- Objective
Identify the lines that contain the word "values" and copy each one.

◆ ◆ ◆ ◆ ◆ ◆ ◆

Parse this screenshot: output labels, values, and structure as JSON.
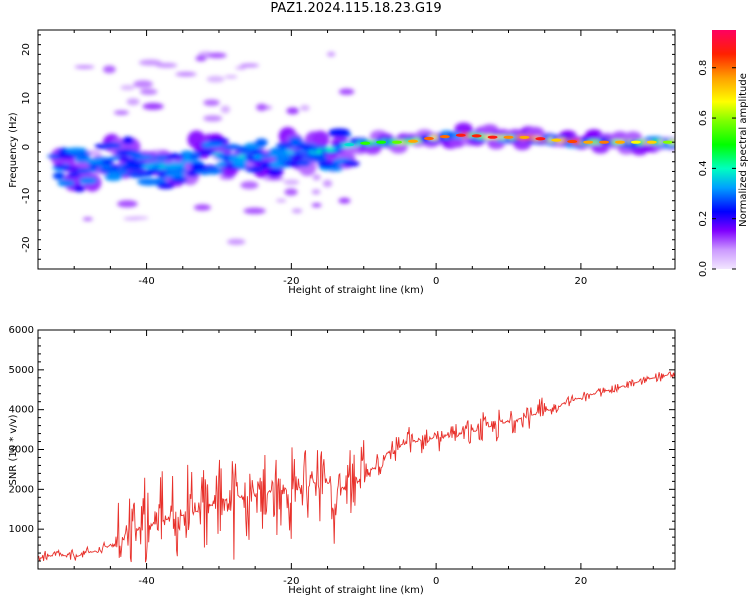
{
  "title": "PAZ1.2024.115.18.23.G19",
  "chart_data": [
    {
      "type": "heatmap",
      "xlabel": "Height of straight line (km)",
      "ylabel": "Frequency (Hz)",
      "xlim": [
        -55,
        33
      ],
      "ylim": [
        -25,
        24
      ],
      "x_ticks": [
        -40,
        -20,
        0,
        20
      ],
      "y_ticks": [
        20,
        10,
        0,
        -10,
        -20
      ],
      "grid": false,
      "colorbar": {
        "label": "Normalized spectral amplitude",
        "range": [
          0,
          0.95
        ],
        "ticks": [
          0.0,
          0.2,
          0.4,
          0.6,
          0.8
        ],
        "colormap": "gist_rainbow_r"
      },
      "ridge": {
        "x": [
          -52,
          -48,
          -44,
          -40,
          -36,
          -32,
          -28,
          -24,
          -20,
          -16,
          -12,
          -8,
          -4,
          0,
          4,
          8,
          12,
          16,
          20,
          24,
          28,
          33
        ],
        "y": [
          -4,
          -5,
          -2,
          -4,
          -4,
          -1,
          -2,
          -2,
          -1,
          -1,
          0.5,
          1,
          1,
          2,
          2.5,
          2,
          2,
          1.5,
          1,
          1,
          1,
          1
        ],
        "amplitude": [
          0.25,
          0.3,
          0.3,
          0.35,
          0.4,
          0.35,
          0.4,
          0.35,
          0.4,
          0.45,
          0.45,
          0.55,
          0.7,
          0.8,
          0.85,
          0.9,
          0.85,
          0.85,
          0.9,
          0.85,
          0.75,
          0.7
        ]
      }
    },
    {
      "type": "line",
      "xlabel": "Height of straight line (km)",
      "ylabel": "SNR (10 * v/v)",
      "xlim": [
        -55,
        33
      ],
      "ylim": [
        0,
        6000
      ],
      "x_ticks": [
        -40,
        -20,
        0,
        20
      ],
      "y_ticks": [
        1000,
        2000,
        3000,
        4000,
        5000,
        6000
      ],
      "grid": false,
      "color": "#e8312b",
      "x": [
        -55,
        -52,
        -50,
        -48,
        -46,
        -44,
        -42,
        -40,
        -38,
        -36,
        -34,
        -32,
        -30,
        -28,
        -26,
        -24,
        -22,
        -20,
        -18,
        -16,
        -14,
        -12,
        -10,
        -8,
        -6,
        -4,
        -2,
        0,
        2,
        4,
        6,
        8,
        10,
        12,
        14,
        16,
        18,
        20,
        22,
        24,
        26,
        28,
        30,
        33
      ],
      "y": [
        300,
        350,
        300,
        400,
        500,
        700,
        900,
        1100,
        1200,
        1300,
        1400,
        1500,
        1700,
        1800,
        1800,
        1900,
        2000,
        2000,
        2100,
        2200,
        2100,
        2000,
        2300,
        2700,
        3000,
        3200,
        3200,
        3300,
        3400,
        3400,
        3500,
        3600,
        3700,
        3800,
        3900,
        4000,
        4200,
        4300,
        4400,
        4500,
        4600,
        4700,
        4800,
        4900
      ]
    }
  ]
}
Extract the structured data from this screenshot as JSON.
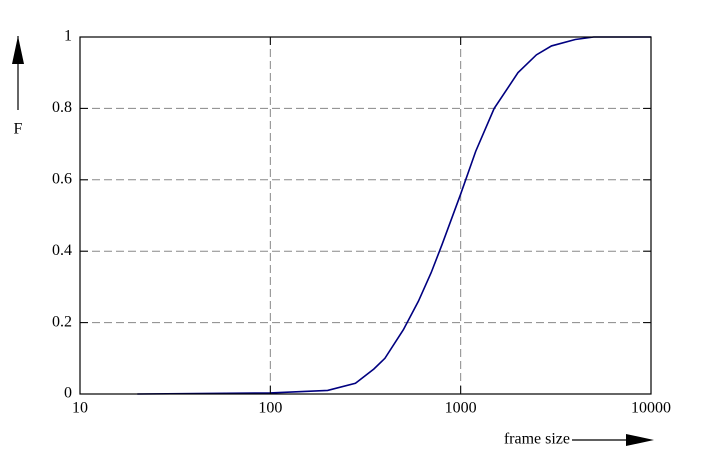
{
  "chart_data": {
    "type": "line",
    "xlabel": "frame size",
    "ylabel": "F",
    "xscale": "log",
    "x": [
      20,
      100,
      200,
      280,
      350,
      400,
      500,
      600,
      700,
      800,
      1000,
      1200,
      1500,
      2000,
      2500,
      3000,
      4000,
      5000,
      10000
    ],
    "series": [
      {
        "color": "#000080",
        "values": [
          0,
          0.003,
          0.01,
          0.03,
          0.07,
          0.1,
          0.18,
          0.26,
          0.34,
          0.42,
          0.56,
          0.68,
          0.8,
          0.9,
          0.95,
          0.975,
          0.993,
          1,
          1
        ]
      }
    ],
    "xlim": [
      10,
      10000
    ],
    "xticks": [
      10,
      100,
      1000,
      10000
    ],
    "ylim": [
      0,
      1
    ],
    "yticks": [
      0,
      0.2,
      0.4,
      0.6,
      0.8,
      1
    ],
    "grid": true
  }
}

◆ ◆ ◆ ◆ ◆ ◆ ◆

- Output below
Parse this screenshot: output labels, values, and structure as JSON.
        "values": [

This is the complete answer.